YOUR INSTRUCTIONS:
Type out the records that follow, exactly as given.

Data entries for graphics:
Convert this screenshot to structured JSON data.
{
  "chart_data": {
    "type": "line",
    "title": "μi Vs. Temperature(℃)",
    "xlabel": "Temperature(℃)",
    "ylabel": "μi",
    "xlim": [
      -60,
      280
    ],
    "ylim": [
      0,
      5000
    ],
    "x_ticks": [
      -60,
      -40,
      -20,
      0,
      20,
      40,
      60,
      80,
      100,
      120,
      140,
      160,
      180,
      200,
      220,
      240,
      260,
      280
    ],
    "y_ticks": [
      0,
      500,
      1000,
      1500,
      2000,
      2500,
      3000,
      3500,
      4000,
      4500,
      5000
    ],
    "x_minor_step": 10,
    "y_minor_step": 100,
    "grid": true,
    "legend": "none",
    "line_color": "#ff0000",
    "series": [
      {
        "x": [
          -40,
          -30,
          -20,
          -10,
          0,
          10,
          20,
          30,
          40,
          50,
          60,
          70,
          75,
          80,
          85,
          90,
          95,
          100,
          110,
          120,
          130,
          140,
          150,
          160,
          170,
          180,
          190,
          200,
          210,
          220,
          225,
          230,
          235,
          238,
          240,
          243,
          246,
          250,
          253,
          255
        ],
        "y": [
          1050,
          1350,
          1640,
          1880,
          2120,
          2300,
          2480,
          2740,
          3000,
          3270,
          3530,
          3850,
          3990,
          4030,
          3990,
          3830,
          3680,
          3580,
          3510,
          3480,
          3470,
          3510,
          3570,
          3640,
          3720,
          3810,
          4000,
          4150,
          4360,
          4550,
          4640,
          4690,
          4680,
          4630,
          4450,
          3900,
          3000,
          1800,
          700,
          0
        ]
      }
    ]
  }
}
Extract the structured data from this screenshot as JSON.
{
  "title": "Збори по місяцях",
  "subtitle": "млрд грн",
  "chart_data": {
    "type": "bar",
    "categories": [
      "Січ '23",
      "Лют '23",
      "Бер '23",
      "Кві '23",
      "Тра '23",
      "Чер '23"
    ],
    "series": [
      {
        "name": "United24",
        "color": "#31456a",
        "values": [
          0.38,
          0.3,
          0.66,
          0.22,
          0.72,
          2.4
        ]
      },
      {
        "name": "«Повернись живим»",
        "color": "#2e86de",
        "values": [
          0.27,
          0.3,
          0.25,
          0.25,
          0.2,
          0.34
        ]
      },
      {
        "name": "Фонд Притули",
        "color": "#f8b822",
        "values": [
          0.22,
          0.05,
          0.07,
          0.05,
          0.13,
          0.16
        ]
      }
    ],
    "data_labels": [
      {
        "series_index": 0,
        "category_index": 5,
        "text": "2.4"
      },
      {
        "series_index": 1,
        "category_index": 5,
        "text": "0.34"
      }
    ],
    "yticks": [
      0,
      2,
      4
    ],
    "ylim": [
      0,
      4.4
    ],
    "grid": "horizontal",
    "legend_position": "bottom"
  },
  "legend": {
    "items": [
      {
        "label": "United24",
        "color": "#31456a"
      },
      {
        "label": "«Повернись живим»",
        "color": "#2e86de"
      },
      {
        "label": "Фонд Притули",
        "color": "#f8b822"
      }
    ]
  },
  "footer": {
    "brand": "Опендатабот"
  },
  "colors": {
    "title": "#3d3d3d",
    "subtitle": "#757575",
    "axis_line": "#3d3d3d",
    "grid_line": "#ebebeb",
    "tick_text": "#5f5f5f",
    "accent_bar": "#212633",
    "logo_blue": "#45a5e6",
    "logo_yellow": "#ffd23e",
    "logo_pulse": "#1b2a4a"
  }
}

RESULT OF THE EXERCISE:
Convert this screenshot to structured JSON data.
{
  "chart_data": {
    "type": "line",
    "title": "μi Vs. Temperature(℃)",
    "xlabel": "Temperature(℃)",
    "ylabel": "μi",
    "xlim": [
      -60,
      280
    ],
    "ylim": [
      0,
      5000
    ],
    "x_ticks": [
      -60,
      -40,
      -20,
      0,
      20,
      40,
      60,
      80,
      100,
      120,
      140,
      160,
      180,
      200,
      220,
      240,
      260,
      280
    ],
    "y_ticks": [
      0,
      500,
      1000,
      1500,
      2000,
      2500,
      3000,
      3500,
      4000,
      4500,
      5000
    ],
    "x_minor_step": 10,
    "y_minor_step": 100,
    "grid": true,
    "legend": "none",
    "line_color": "#ff0000",
    "series": [
      {
        "x": [
          -40,
          -30,
          -20,
          -10,
          0,
          10,
          20,
          30,
          40,
          50,
          60,
          70,
          75,
          80,
          85,
          90,
          95,
          100,
          110,
          120,
          130,
          140,
          150,
          160,
          170,
          180,
          190,
          200,
          210,
          220,
          225,
          230,
          235,
          238,
          240,
          243,
          246,
          250,
          253,
          255
        ],
        "y": [
          1050,
          1350,
          1640,
          1880,
          2120,
          2300,
          2480,
          2740,
          3000,
          3270,
          3530,
          3850,
          3990,
          4030,
          3990,
          3830,
          3680,
          3580,
          3510,
          3480,
          3470,
          3510,
          3570,
          3640,
          3720,
          3810,
          4000,
          4150,
          4360,
          4550,
          4640,
          4690,
          4680,
          4630,
          4450,
          3900,
          3000,
          1800,
          700,
          0
        ]
      }
    ]
  }
}
Extract the structured data from this screenshot as JSON.
{
  "title": "Збори по місяцях",
  "subtitle": "млрд грн",
  "chart_data": {
    "type": "bar",
    "categories": [
      "Січ '23",
      "Лют '23",
      "Бер '23",
      "Кві '23",
      "Тра '23",
      "Чер '23"
    ],
    "series": [
      {
        "name": "United24",
        "color": "#31456a",
        "values": [
          0.38,
          0.3,
          0.66,
          0.22,
          0.72,
          2.4
        ]
      },
      {
        "name": "«Повернись живим»",
        "color": "#2e86de",
        "values": [
          0.27,
          0.3,
          0.25,
          0.25,
          0.2,
          0.34
        ]
      },
      {
        "name": "Фонд Притули",
        "color": "#f8b822",
        "values": [
          0.22,
          0.05,
          0.07,
          0.05,
          0.13,
          0.16
        ]
      }
    ],
    "data_labels": [
      {
        "series_index": 0,
        "category_index": 5,
        "text": "2.4"
      },
      {
        "series_index": 1,
        "category_index": 5,
        "text": "0.34"
      }
    ],
    "yticks": [
      0,
      2,
      4
    ],
    "ylim": [
      0,
      4.4
    ],
    "grid": "horizontal",
    "legend_position": "bottom"
  },
  "legend": {
    "items": [
      {
        "label": "United24",
        "color": "#31456a"
      },
      {
        "label": "«Повернись живим»",
        "color": "#2e86de"
      },
      {
        "label": "Фонд Притули",
        "color": "#f8b822"
      }
    ]
  },
  "footer": {
    "brand": "Опендатабот"
  },
  "colors": {
    "title": "#3d3d3d",
    "subtitle": "#757575",
    "axis_line": "#3d3d3d",
    "grid_line": "#ebebeb",
    "tick_text": "#5f5f5f",
    "accent_bar": "#212633",
    "logo_blue": "#45a5e6",
    "logo_yellow": "#ffd23e",
    "logo_pulse": "#1b2a4a"
  }
}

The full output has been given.